Dataset entries
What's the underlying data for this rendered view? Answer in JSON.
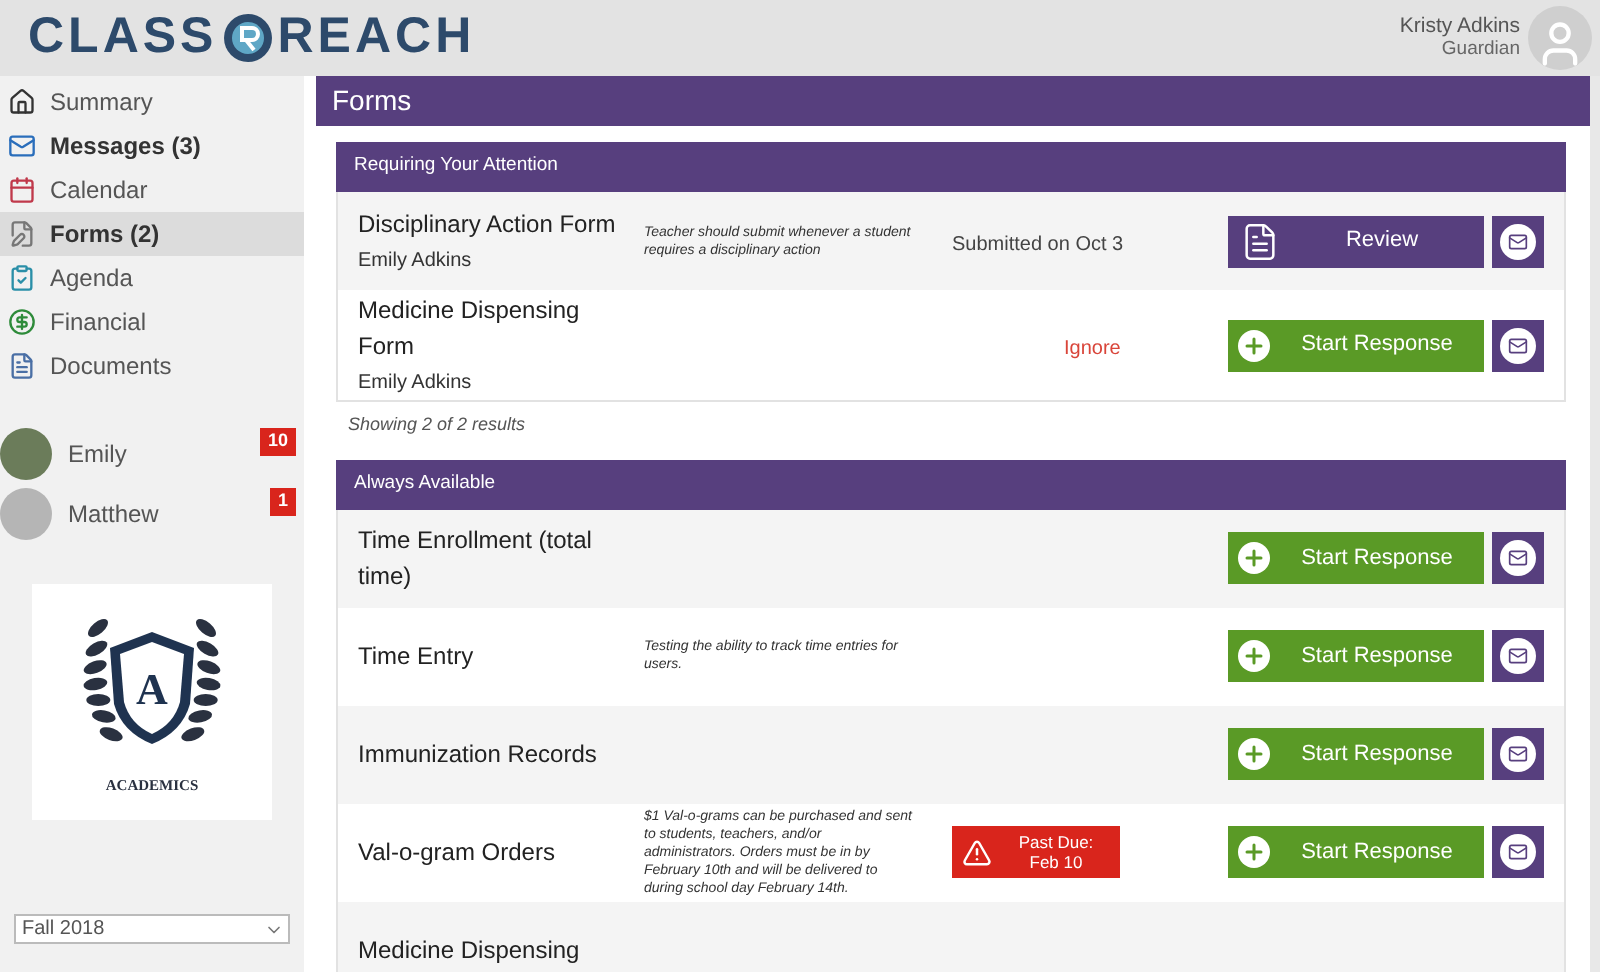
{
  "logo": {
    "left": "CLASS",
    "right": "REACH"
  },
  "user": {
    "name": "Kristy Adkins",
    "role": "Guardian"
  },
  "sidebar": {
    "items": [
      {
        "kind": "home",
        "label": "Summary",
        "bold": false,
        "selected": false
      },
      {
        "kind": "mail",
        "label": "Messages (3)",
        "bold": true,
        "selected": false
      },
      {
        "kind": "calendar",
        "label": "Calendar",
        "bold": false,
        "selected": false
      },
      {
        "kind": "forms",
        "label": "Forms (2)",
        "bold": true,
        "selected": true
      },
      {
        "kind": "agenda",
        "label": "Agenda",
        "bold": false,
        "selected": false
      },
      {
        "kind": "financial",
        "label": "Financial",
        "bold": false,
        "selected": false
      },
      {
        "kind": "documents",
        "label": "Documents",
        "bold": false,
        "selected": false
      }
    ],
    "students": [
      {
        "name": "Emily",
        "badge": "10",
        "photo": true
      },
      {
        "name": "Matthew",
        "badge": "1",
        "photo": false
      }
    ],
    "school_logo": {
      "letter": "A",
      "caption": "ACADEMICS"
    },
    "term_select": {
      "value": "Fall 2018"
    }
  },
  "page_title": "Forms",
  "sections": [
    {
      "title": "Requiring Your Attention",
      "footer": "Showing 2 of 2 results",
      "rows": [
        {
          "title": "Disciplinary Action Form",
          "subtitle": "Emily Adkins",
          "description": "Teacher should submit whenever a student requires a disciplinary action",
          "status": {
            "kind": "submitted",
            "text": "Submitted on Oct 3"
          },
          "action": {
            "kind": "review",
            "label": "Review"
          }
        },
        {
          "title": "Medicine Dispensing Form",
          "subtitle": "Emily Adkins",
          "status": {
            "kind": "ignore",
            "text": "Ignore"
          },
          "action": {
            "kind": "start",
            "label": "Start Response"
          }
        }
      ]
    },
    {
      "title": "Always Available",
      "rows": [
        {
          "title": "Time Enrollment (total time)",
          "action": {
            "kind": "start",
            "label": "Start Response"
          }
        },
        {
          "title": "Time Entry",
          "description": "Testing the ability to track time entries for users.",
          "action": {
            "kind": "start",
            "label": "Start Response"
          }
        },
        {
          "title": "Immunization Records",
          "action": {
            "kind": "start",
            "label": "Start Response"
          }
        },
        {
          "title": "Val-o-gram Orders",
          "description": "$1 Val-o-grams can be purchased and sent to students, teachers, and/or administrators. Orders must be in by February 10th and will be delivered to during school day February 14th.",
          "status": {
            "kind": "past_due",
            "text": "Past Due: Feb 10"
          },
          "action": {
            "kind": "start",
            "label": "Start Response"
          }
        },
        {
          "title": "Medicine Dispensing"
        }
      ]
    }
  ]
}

What the task requires
Print all entries exactly. The images do not belong in the copy.

Solution to this problem
What's the underlying data for this rendered view? Answer in JSON.
{
  "logo": {
    "left": "CLASS",
    "right": "REACH"
  },
  "user": {
    "name": "Kristy Adkins",
    "role": "Guardian"
  },
  "sidebar": {
    "items": [
      {
        "kind": "home",
        "label": "Summary",
        "bold": false,
        "selected": false
      },
      {
        "kind": "mail",
        "label": "Messages (3)",
        "bold": true,
        "selected": false
      },
      {
        "kind": "calendar",
        "label": "Calendar",
        "bold": false,
        "selected": false
      },
      {
        "kind": "forms",
        "label": "Forms (2)",
        "bold": true,
        "selected": true
      },
      {
        "kind": "agenda",
        "label": "Agenda",
        "bold": false,
        "selected": false
      },
      {
        "kind": "financial",
        "label": "Financial",
        "bold": false,
        "selected": false
      },
      {
        "kind": "documents",
        "label": "Documents",
        "bold": false,
        "selected": false
      }
    ],
    "students": [
      {
        "name": "Emily",
        "badge": "10",
        "photo": true
      },
      {
        "name": "Matthew",
        "badge": "1",
        "photo": false
      }
    ],
    "school_logo": {
      "letter": "A",
      "caption": "ACADEMICS"
    },
    "term_select": {
      "value": "Fall 2018"
    }
  },
  "page_title": "Forms",
  "sections": [
    {
      "title": "Requiring Your Attention",
      "footer": "Showing 2 of 2 results",
      "rows": [
        {
          "title": "Disciplinary Action Form",
          "subtitle": "Emily Adkins",
          "description": "Teacher should submit whenever a student requires a disciplinary action",
          "status": {
            "kind": "submitted",
            "text": "Submitted on Oct 3"
          },
          "action": {
            "kind": "review",
            "label": "Review"
          }
        },
        {
          "title": "Medicine Dispensing Form",
          "subtitle": "Emily Adkins",
          "status": {
            "kind": "ignore",
            "text": "Ignore"
          },
          "action": {
            "kind": "start",
            "label": "Start Response"
          }
        }
      ]
    },
    {
      "title": "Always Available",
      "rows": [
        {
          "title": "Time Enrollment (total time)",
          "action": {
            "kind": "start",
            "label": "Start Response"
          }
        },
        {
          "title": "Time Entry",
          "description": "Testing the ability to track time entries for users.",
          "action": {
            "kind": "start",
            "label": "Start Response"
          }
        },
        {
          "title": "Immunization Records",
          "action": {
            "kind": "start",
            "label": "Start Response"
          }
        },
        {
          "title": "Val-o-gram Orders",
          "description": "$1 Val-o-grams can be purchased and sent to students, teachers, and/or administrators. Orders must be in by February 10th and will be delivered to during school day February 14th.",
          "status": {
            "kind": "past_due",
            "text": "Past Due: Feb 10"
          },
          "action": {
            "kind": "start",
            "label": "Start Response"
          }
        },
        {
          "title": "Medicine Dispensing"
        }
      ]
    }
  ]
}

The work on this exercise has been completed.